— What you need to do —
**A)** In the Paramount Media Networks text, write out the stretch from "On August 1, 1981, Sight" through "the joint venture." word for word.
**B)** List each distinct year that appears in the Paramount Media Networks text, in order of first appearance.

— Text —
════
Paramount Media Networks (founded as MTV Networks in 1984 and known under this name until 2011) is an American mass media division of Paramount Global that oversees the operations of many of its television channels and online brands. Its related international division is Paramount International Networks.

The division's original namesake, MTV, is managed through a subsidiary called MTV Entertainment Group.

History

Pre-launch: Warner Communications joint venture (1977–1984) 
Warner Cable Communications was founded on December 1, 1977, by Warner Cable, itself a division of Warner Communications, to launch QUBE, an interactive cable television network. Seeing the potential in the creation of new cable networks, Warner Cable divested QUBE's biggest brands, Star Channel, Pinwheel and Sight on Sound, into nationwide outlets. Star Channel began by satellite in January 1979 and was renamed The Movie Channel by the end of the year. The original Channel C-3, by then known as Pinwheel, became Nickelodeon in April 1979. As a result of these actions, Warner Cable Communications would then be rebranded as Warner-Amex Satellite Entertainment, becoming a joint venture between Warner Cable and American Express.

In 1980, Warner-Amex formed a joint venture with Cablevision's Rainbow Media division to launch Bravo, a cable network dedicated to arts and films, on December 1, 1980. Full control of the channel, however, was sold to Rainbow Media in 1984; NBC would acquire Bravo in 2003, and the channel is now currently owned by Comcast's NBCUniversal.

On August 1, 1981, Sight on Sound was relaunched as MTV.

In 1983, concerned by the strategic and financial failure of its pay-TV venture The Movie Channel (started to reap the benefits Time Inc. was having with HBO and Cinemax), WASEC established a joint venture with Viacom, merging TMC with their premium movie network Showtime to form Showtime/The Movie Channel, Inc.; WASEC, however, had no operational involvement in the joint venture.
════
— Extracted records —
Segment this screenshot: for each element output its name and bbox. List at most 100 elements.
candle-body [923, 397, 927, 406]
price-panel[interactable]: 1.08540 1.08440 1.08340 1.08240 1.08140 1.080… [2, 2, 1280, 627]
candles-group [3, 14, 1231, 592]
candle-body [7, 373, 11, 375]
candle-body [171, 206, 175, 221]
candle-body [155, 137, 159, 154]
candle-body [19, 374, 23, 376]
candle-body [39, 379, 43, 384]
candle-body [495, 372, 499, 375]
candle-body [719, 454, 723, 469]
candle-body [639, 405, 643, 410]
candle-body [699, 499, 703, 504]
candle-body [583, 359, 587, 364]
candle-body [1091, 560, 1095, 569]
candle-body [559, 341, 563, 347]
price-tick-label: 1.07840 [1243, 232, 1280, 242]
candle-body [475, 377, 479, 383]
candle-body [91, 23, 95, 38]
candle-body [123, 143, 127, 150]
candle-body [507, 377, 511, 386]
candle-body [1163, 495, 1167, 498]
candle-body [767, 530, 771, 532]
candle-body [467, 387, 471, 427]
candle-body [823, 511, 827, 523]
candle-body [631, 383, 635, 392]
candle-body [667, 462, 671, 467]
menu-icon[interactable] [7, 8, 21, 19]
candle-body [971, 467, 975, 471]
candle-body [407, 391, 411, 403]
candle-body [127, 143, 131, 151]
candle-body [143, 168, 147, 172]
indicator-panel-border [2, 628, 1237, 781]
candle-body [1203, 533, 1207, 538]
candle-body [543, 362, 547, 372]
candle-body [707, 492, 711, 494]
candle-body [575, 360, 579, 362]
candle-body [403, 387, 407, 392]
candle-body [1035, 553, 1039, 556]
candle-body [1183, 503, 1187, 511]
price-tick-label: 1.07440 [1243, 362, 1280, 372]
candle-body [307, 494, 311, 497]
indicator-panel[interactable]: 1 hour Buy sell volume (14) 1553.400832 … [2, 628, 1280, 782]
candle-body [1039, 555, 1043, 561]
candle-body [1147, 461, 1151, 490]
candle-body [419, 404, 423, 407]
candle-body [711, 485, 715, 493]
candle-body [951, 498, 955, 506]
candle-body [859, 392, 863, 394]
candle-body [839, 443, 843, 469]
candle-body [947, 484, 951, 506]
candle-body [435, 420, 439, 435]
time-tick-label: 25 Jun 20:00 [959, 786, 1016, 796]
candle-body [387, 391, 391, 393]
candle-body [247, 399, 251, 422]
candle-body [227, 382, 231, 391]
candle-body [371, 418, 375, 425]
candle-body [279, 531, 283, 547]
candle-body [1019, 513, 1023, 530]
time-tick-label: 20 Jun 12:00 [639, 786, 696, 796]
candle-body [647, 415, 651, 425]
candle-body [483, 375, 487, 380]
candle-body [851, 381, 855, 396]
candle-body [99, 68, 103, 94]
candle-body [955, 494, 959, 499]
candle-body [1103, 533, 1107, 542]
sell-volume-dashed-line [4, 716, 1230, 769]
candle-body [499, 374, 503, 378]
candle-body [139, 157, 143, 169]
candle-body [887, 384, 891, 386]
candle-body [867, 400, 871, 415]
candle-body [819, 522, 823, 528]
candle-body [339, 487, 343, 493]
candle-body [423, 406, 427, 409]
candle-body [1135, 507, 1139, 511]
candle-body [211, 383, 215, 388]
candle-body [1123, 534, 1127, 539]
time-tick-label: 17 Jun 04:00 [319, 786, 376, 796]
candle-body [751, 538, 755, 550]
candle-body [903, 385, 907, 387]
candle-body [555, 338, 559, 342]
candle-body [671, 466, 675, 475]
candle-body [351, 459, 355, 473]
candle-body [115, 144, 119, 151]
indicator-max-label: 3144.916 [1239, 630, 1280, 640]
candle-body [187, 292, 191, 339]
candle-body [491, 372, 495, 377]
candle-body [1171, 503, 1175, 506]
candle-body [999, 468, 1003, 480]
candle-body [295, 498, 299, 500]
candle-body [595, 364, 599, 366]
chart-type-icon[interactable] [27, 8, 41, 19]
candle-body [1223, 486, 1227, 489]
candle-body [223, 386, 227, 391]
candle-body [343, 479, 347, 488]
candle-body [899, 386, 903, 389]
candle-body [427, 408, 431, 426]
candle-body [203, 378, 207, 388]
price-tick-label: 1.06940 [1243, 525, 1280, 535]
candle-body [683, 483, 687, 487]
════
— Exercise answers —
**A)**
On August 1, 1981, Sight on Sound was relaunched as MTV.

In 1983, concerned by the strategic and financial failure of its pay-TV venture The Movie Channel (started to reap the benefits Time Inc. was having with HBO and Cinemax), WASEC established a joint venture with Viacom, merging TMC with their premium movie network Showtime to form Showtime/The Movie Channel, Inc.; WASEC, however, had no operational involvement in the joint venture.

**B)** 1984, 2011, 1977, 1979, 1980, 2003, 1981, 1983